### Exercise data

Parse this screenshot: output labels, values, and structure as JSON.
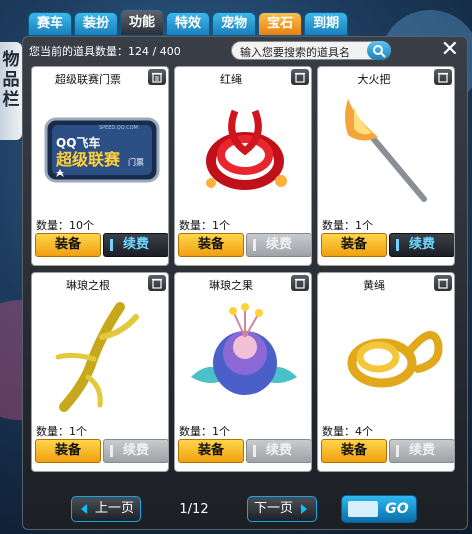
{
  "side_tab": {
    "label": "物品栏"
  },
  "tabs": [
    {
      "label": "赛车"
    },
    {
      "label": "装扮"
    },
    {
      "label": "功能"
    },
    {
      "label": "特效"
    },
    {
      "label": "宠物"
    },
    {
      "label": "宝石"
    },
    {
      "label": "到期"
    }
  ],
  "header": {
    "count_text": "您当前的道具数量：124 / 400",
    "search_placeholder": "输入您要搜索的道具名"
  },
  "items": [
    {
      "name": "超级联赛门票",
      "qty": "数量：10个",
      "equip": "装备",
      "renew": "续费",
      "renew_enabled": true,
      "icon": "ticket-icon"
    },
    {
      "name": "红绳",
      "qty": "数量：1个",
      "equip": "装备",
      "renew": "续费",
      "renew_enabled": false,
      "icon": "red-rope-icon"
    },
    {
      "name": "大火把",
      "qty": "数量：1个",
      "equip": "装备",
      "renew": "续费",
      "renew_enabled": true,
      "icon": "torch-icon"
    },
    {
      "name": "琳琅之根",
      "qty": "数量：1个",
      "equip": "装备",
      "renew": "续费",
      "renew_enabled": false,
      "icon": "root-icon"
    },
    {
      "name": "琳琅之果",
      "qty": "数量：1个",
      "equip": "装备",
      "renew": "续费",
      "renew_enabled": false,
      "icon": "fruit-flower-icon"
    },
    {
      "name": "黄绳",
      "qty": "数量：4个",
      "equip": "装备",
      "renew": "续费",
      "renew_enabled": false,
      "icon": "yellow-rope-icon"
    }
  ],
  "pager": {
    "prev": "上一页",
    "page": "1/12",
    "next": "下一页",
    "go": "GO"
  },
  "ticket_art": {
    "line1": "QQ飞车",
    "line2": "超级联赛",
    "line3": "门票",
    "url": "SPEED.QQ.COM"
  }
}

### Goal of the exercise
Without the pictures, return the entries exactly as they appear.

### Answer
Parse this screenshot: output labels, values, and structure as JSON.
{
  "side_tab": {
    "label": "物品栏"
  },
  "tabs": [
    {
      "label": "赛车"
    },
    {
      "label": "装扮"
    },
    {
      "label": "功能"
    },
    {
      "label": "特效"
    },
    {
      "label": "宠物"
    },
    {
      "label": "宝石"
    },
    {
      "label": "到期"
    }
  ],
  "header": {
    "count_text": "您当前的道具数量：124 / 400",
    "search_placeholder": "输入您要搜索的道具名"
  },
  "items": [
    {
      "name": "超级联赛门票",
      "qty": "数量：10个",
      "equip": "装备",
      "renew": "续费",
      "renew_enabled": true,
      "icon": "ticket-icon"
    },
    {
      "name": "红绳",
      "qty": "数量：1个",
      "equip": "装备",
      "renew": "续费",
      "renew_enabled": false,
      "icon": "red-rope-icon"
    },
    {
      "name": "大火把",
      "qty": "数量：1个",
      "equip": "装备",
      "renew": "续费",
      "renew_enabled": true,
      "icon": "torch-icon"
    },
    {
      "name": "琳琅之根",
      "qty": "数量：1个",
      "equip": "装备",
      "renew": "续费",
      "renew_enabled": false,
      "icon": "root-icon"
    },
    {
      "name": "琳琅之果",
      "qty": "数量：1个",
      "equip": "装备",
      "renew": "续费",
      "renew_enabled": false,
      "icon": "fruit-flower-icon"
    },
    {
      "name": "黄绳",
      "qty": "数量：4个",
      "equip": "装备",
      "renew": "续费",
      "renew_enabled": false,
      "icon": "yellow-rope-icon"
    }
  ],
  "pager": {
    "prev": "上一页",
    "page": "1/12",
    "next": "下一页",
    "go": "GO"
  },
  "ticket_art": {
    "line1": "QQ飞车",
    "line2": "超级联赛",
    "line3": "门票",
    "url": "SPEED.QQ.COM"
  }
}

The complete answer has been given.